SOURCE RECORDS:
+++

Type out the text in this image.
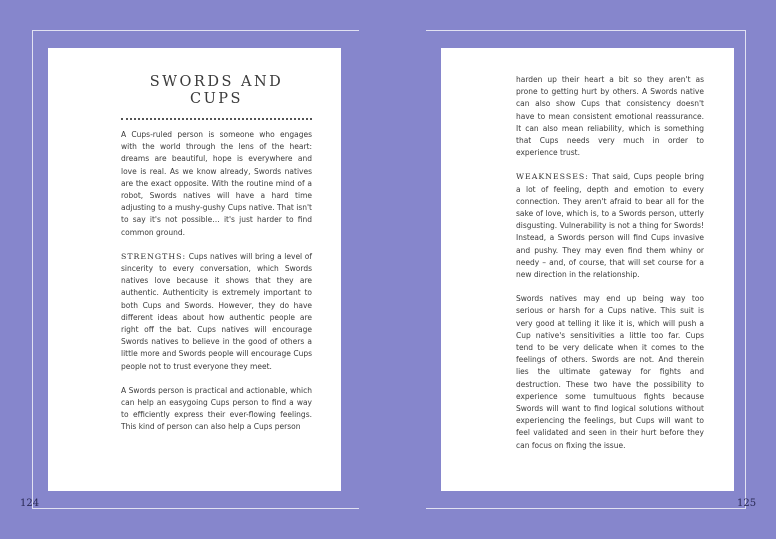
SWORDS AND
CUPS

A Cups-ruled person is someone who engages with the world through the lens of the heart: dreams are beautiful, hope is everywhere and love is real. As we know already, Swords natives are the exact opposite. With the routine mind of a robot, Swords natives will have a hard time adjusting to a mushy-gushy Cups native. That isn't to say it's not possible… it's just harder to find common ground.

STRENGTHS: Cups natives will bring a level of sincerity to every conversation, which Swords natives love because it shows that they are authentic. Authenticity is extremely important to both Cups and Swords. However, they do have different ideas about how authentic people are right off the bat. Cups natives will encourage Swords natives to believe in the good of others a little more and Swords people will encourage Cups people not to trust everyone they meet.

A Swords person is practical and actionable, which can help an easygoing Cups person to find a way to efficiently express their ever-flowing feelings. This kind of person can also help a Cups person

harden up their heart a bit so they aren't as prone to getting hurt by others. A Swords native can also show Cups that consistency doesn't have to mean consistent emotional reassurance. It can also mean reliability, which is something that Cups needs very much in order to experience trust.

WEAKNESSES: That said, Cups people bring a lot of feeling, depth and emotion to every connection. They aren't afraid to bear all for the sake of love, which is, to a Swords person, utterly disgusting. Vulnerability is not a thing for Swords! Instead, a Swords person will find Cups invasive and pushy. They may even find them whiny or needy – and, of course, that will set course for a new direction in the relationship.

Swords natives may end up being way too serious or harsh for a Cups native. This suit is very good at telling it like it is, which will push a Cup native's sensitivities a little too far. Cups tend to be very delicate when it comes to the feelings of others. Swords are not. And therein lies the ultimate gateway for fights and destruction. These two have the possibility to experience some tumultuous fights because Swords will want to find logical solutions without experiencing the feelings, but Cups will want to feel validated and seen in their hurt before they can focus on fixing the issue.

124	125
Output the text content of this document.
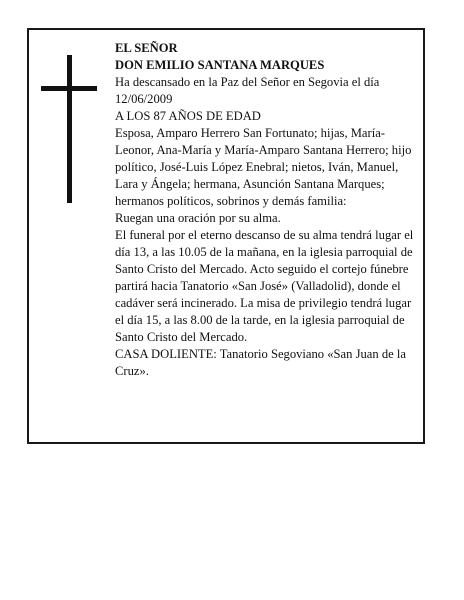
EL SEÑOR

DON EMILIO SANTANA MARQUES

Ha descansado en la Paz del Señor en Segovia el día 12/06/2009

A LOS 87 AÑOS DE EDAD

Esposa, Amparo Herrero San Fortunato; hijas, María-Leonor, Ana-María y María-Amparo Santana Herrero; hijo político, José-Luis López Enebral; nietos, Iván, Manuel, Lara y Ángela; hermana, Asunción Santana Marques; hermanos políticos, sobrinos y demás familia:

Ruegan una oración por su alma.

El funeral por el eterno descanso de su alma tendrá lugar el día 13, a las 10.05 de la mañana, en la iglesia parroquial de Santo Cristo del Mercado. Acto seguido el cortejo fúnebre partirá hacia Tanatorio «San José» (Valladolid), donde el cadáver será incinerado. La misa de privilegio tendrá lugar el día 15, a las 8.00 de la tarde, en la iglesia parroquial de Santo Cristo del Mercado.

CASA DOLIENTE: Tanatorio Segoviano «San Juan de la Cruz».
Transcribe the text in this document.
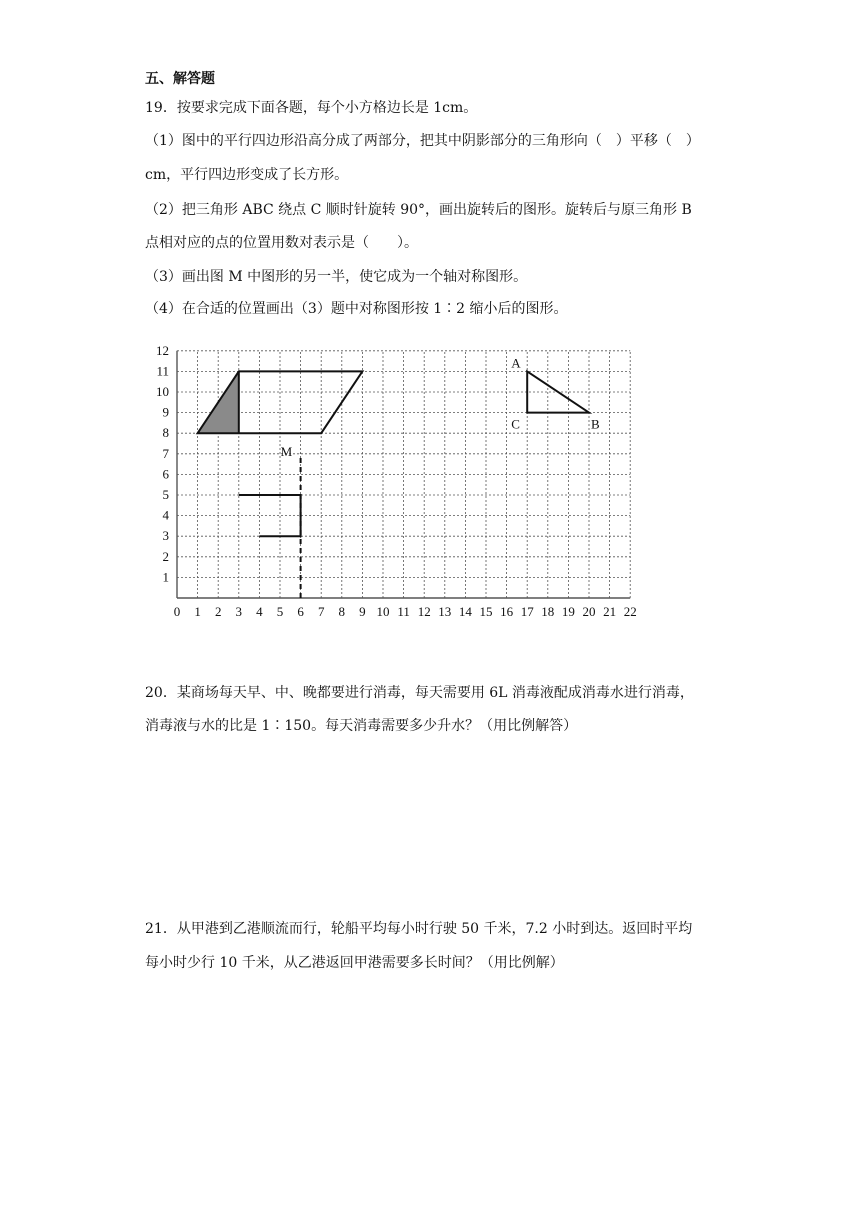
五、解答题
19．按要求完成下面各题，每个小方格边长是 1cm。
（1）图中的平行四边形沿高分成了两部分，把其中阴影部分的三角形向（　）平移（　）
cm，平行四边形变成了长方形。
（2）把三角形 ABC 绕点 C 顺时针旋转 90°，画出旋转后的图形。旋转后与原三角形 B
点相对应的点的位置用数对表示是（　　）。
（3）画出图 M 中图形的另一半，使它成为一个轴对称图形。
（4）在合适的位置画出（3）题中对称图形按 1∶2 缩小后的图形。
0 1 2 3 4 5 6 7 8 9 10 11 12 13 14 15 16 17 18 19 20 21 22
1
2
3
4
5
6
7
8
9
10
11
12
A
B
C
M
20．某商场每天早、中、晚都要进行消毒，每天需要用 6L 消毒液配成消毒水进行消毒，
消毒液与水的比是 1∶150。每天消毒需要多少升水？（用比例解答）
21．从甲港到乙港顺流而行，轮船平均每小时行驶 50 千米，7.2 小时到达。返回时平均
每小时少行 10 千米，从乙港返回甲港需要多长时间？（用比例解）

+++

INSTRUCTIONS FOR THE TASK:
Give nothing but the count of lines in the listing above that hold the string "find".

SOLUTION BELOW:
4